▶ **WHAT THE EXERCISE ASKS**: Search the data below for "peult"; list each line that holds it.

▶ **INFORMATION PROVIDED**:
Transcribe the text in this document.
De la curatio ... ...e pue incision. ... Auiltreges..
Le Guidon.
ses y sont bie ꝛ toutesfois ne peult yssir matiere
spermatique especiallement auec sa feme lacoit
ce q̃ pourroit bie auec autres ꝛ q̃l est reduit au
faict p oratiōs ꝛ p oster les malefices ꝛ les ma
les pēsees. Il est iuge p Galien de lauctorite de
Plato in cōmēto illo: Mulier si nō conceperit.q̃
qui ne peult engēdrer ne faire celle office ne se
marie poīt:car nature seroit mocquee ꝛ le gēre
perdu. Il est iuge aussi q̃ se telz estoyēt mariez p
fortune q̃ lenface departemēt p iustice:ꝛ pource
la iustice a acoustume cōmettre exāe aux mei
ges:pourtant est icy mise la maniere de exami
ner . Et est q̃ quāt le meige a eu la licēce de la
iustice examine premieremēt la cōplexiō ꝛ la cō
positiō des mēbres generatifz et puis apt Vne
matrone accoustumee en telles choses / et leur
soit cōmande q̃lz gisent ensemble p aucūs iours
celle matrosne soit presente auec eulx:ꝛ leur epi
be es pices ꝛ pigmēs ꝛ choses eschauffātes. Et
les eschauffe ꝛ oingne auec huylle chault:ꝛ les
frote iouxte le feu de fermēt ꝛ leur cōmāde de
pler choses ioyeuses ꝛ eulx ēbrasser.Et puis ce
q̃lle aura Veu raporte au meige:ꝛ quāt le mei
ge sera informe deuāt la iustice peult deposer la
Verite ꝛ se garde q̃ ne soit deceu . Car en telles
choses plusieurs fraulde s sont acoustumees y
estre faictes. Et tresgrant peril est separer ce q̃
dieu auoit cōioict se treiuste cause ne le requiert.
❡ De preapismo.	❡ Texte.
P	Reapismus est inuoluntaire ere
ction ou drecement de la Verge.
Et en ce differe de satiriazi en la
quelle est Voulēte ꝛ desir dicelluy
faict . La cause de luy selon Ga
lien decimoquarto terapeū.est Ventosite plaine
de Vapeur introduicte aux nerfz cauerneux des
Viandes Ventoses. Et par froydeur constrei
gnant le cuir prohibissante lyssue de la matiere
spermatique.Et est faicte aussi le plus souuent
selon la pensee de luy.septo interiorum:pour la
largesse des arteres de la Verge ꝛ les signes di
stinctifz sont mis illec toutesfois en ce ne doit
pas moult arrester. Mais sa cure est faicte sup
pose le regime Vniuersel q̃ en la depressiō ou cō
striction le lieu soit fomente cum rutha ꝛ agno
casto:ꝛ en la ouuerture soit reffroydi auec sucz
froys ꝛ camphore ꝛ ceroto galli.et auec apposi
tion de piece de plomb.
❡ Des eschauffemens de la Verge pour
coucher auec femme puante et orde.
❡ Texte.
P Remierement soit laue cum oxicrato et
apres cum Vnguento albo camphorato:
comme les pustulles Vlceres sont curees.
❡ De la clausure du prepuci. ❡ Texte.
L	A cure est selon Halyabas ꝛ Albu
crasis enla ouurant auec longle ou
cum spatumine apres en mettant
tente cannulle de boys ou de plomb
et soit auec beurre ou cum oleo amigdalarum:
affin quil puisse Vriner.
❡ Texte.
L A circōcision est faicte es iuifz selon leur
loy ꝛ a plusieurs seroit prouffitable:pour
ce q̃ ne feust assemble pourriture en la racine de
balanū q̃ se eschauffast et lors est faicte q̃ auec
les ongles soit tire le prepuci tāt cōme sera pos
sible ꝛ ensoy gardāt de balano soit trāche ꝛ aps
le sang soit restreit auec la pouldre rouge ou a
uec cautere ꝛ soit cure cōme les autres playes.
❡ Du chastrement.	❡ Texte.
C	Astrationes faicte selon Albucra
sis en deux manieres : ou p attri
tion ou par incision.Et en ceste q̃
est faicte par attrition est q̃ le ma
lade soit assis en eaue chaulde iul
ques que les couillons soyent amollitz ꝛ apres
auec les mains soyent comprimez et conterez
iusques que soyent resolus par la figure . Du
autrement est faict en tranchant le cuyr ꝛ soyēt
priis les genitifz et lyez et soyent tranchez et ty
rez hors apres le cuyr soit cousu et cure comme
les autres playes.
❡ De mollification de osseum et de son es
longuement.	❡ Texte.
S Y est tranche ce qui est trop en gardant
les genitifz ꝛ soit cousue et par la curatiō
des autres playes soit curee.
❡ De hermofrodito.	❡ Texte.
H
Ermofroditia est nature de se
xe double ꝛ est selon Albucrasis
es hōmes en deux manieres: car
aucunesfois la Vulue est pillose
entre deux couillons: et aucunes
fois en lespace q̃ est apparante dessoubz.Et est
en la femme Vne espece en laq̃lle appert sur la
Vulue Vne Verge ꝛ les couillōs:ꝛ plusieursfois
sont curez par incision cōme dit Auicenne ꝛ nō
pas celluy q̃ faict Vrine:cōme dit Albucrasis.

▶ **ANSWER FOR THE TASK**:
ses y sont bie ꝛ toutesfois ne peult yssir matiere
qui ne peult engēdrer ne faire celle office ne se
ge sera informe deuāt la iustice peult deposer la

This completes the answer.